▶ REQUIREMENT
Output every line below without omitting or altering anything.
** START **
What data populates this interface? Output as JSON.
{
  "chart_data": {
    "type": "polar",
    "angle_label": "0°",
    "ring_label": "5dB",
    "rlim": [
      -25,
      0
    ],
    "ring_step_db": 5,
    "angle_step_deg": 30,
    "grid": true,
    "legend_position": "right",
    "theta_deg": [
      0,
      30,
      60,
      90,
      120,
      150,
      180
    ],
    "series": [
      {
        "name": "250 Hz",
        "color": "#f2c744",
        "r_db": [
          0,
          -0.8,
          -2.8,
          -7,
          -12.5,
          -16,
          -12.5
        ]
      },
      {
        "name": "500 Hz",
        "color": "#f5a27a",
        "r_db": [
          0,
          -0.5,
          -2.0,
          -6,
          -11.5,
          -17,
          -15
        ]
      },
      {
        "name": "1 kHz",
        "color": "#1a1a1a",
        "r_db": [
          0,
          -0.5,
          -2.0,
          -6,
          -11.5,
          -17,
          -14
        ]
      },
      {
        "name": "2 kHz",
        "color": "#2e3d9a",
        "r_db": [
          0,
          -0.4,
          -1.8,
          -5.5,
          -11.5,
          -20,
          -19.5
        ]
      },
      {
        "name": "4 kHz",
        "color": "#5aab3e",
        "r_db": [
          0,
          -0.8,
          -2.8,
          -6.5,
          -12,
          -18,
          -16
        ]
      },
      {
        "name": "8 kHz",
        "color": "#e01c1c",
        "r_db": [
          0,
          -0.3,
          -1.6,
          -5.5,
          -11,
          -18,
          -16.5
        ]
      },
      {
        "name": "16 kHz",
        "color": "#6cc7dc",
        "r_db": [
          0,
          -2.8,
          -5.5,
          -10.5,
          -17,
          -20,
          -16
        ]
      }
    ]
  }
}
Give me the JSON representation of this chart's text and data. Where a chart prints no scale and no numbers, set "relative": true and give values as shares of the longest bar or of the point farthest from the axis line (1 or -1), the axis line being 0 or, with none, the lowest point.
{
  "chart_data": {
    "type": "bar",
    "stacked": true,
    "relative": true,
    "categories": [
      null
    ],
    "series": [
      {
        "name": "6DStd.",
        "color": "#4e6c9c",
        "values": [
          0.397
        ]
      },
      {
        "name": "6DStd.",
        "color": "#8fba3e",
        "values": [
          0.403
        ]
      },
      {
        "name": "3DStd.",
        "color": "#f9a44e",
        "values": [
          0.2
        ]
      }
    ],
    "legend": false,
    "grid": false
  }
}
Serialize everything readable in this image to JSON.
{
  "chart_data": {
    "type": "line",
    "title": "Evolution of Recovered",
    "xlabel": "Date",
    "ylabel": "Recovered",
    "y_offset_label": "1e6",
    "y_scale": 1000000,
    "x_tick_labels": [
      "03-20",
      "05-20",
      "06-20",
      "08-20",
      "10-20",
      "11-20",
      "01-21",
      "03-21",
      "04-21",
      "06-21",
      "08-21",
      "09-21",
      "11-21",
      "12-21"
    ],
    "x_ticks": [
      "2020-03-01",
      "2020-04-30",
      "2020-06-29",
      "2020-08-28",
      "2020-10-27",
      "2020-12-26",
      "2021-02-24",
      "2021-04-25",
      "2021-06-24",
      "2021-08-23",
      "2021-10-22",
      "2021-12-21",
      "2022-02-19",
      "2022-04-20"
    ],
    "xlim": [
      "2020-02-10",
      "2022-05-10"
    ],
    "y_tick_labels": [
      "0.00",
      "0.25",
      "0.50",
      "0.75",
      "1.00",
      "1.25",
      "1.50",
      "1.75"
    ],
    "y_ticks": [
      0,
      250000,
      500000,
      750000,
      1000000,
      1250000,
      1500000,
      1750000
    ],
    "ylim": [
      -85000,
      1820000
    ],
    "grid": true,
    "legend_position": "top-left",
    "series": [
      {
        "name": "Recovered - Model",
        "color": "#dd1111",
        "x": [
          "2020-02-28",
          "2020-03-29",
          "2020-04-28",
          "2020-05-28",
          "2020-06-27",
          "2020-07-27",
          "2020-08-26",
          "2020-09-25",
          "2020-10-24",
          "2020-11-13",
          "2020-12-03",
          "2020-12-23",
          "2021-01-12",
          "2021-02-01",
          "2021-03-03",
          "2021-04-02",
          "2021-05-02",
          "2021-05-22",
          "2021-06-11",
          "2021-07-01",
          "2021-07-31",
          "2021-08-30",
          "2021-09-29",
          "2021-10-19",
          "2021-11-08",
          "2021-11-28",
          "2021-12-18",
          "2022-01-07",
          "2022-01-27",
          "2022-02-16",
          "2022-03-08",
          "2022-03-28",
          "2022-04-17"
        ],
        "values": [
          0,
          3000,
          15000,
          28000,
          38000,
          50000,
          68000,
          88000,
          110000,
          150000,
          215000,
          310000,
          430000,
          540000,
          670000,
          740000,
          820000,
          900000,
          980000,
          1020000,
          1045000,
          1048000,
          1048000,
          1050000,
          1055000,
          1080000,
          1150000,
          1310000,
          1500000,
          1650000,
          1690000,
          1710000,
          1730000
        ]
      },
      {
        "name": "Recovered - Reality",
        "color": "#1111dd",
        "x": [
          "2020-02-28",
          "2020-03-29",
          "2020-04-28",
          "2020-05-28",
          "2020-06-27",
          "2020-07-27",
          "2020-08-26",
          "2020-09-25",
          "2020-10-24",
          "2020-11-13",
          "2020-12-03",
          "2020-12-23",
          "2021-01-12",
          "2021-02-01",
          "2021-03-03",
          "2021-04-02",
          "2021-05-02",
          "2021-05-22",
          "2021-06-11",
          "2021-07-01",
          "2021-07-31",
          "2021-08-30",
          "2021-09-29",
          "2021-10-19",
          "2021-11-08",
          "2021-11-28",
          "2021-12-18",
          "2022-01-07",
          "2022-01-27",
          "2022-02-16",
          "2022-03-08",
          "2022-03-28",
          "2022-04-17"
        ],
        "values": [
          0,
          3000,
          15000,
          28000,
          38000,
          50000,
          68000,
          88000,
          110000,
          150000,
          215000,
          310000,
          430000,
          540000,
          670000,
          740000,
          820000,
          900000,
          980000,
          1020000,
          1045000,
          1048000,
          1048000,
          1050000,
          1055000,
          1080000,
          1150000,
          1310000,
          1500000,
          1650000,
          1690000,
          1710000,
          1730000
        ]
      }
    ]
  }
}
** END **
▶ PROBLEM SOLUTION
What data populates this interface? Output as JSON.
{
  "chart_data": {
    "type": "polar",
    "angle_label": "0°",
    "ring_label": "5dB",
    "rlim": [
      -25,
      0
    ],
    "ring_step_db": 5,
    "angle_step_deg": 30,
    "grid": true,
    "legend_position": "right",
    "theta_deg": [
      0,
      30,
      60,
      90,
      120,
      150,
      180
    ],
    "series": [
      {
        "name": "250 Hz",
        "color": "#f2c744",
        "r_db": [
          0,
          -0.8,
          -2.8,
          -7,
          -12.5,
          -16,
          -12.5
        ]
      },
      {
        "name": "500 Hz",
        "color": "#f5a27a",
        "r_db": [
          0,
          -0.5,
          -2.0,
          -6,
          -11.5,
          -17,
          -15
        ]
      },
      {
        "name": "1 kHz",
        "color": "#1a1a1a",
        "r_db": [
          0,
          -0.5,
          -2.0,
          -6,
          -11.5,
          -17,
          -14
        ]
      },
      {
        "name": "2 kHz",
        "color": "#2e3d9a",
        "r_db": [
          0,
          -0.4,
          -1.8,
          -5.5,
          -11.5,
          -20,
          -19.5
        ]
      },
      {
        "name": "4 kHz",
        "color": "#5aab3e",
        "r_db": [
          0,
          -0.8,
          -2.8,
          -6.5,
          -12,
          -18,
          -16
        ]
      },
      {
        "name": "8 kHz",
        "color": "#e01c1c",
        "r_db": [
          0,
          -0.3,
          -1.6,
          -5.5,
          -11,
          -18,
          -16.5
        ]
      },
      {
        "name": "16 kHz",
        "color": "#6cc7dc",
        "r_db": [
          0,
          -2.8,
          -5.5,
          -10.5,
          -17,
          -20,
          -16
        ]
      }
    ]
  }
}
Give me the JSON representation of this chart's text and data. Where a chart prints no scale and no numbers, set "relative": true and give values as shares of the longest bar or of the point farthest from the axis line (1 or -1), the axis line being 0 or, with none, the lowest point.
{
  "chart_data": {
    "type": "bar",
    "stacked": true,
    "relative": true,
    "categories": [
      null
    ],
    "series": [
      {
        "name": "6DStd.",
        "color": "#4e6c9c",
        "values": [
          0.397
        ]
      },
      {
        "name": "6DStd.",
        "color": "#8fba3e",
        "values": [
          0.403
        ]
      },
      {
        "name": "3DStd.",
        "color": "#f9a44e",
        "values": [
          0.2
        ]
      }
    ],
    "legend": false,
    "grid": false
  }
}
Serialize everything readable in this image to JSON.
{
  "chart_data": {
    "type": "line",
    "title": "Evolution of Recovered",
    "xlabel": "Date",
    "ylabel": "Recovered",
    "y_offset_label": "1e6",
    "y_scale": 1000000,
    "x_tick_labels": [
      "03-20",
      "05-20",
      "06-20",
      "08-20",
      "10-20",
      "11-20",
      "01-21",
      "03-21",
      "04-21",
      "06-21",
      "08-21",
      "09-21",
      "11-21",
      "12-21"
    ],
    "x_ticks": [
      "2020-03-01",
      "2020-04-30",
      "2020-06-29",
      "2020-08-28",
      "2020-10-27",
      "2020-12-26",
      "2021-02-24",
      "2021-04-25",
      "2021-06-24",
      "2021-08-23",
      "2021-10-22",
      "2021-12-21",
      "2022-02-19",
      "2022-04-20"
    ],
    "xlim": [
      "2020-02-10",
      "2022-05-10"
    ],
    "y_tick_labels": [
      "0.00",
      "0.25",
      "0.50",
      "0.75",
      "1.00",
      "1.25",
      "1.50",
      "1.75"
    ],
    "y_ticks": [
      0,
      250000,
      500000,
      750000,
      1000000,
      1250000,
      1500000,
      1750000
    ],
    "ylim": [
      -85000,
      1820000
    ],
    "grid": true,
    "legend_position": "top-left",
    "series": [
      {
        "name": "Recovered - Model",
        "color": "#dd1111",
        "x": [
          "2020-02-28",
          "2020-03-29",
          "2020-04-28",
          "2020-05-28",
          "2020-06-27",
          "2020-07-27",
          "2020-08-26",
          "2020-09-25",
          "2020-10-24",
          "2020-11-13",
          "2020-12-03",
          "2020-12-23",
          "2021-01-12",
          "2021-02-01",
          "2021-03-03",
          "2021-04-02",
          "2021-05-02",
          "2021-05-22",
          "2021-06-11",
          "2021-07-01",
          "2021-07-31",
          "2021-08-30",
          "2021-09-29",
          "2021-10-19",
          "2021-11-08",
          "2021-11-28",
          "2021-12-18",
          "2022-01-07",
          "2022-01-27",
          "2022-02-16",
          "2022-03-08",
          "2022-03-28",
          "2022-04-17"
        ],
        "values": [
          0,
          3000,
          15000,
          28000,
          38000,
          50000,
          68000,
          88000,
          110000,
          150000,
          215000,
          310000,
          430000,
          540000,
          670000,
          740000,
          820000,
          900000,
          980000,
          1020000,
          1045000,
          1048000,
          1048000,
          1050000,
          1055000,
          1080000,
          1150000,
          1310000,
          1500000,
          1650000,
          1690000,
          1710000,
          1730000
        ]
      },
      {
        "name": "Recovered - Reality",
        "color": "#1111dd",
        "x": [
          "2020-02-28",
          "2020-03-29",
          "2020-04-28",
          "2020-05-28",
          "2020-06-27",
          "2020-07-27",
          "2020-08-26",
          "2020-09-25",
          "2020-10-24",
          "2020-11-13",
          "2020-12-03",
          "2020-12-23",
          "2021-01-12",
          "2021-02-01",
          "2021-03-03",
          "2021-04-02",
          "2021-05-02",
          "2021-05-22",
          "2021-06-11",
          "2021-07-01",
          "2021-07-31",
          "2021-08-30",
          "2021-09-29",
          "2021-10-19",
          "2021-11-08",
          "2021-11-28",
          "2021-12-18",
          "2022-01-07",
          "2022-01-27",
          "2022-02-16",
          "2022-03-08",
          "2022-03-28",
          "2022-04-17"
        ],
        "values": [
          0,
          3000,
          15000,
          28000,
          38000,
          50000,
          68000,
          88000,
          110000,
          150000,
          215000,
          310000,
          430000,
          540000,
          670000,
          740000,
          820000,
          900000,
          980000,
          1020000,
          1045000,
          1048000,
          1048000,
          1050000,
          1055000,
          1080000,
          1150000,
          1310000,
          1500000,
          1650000,
          1690000,
          1710000,
          1730000
        ]
      }
    ]
  }
}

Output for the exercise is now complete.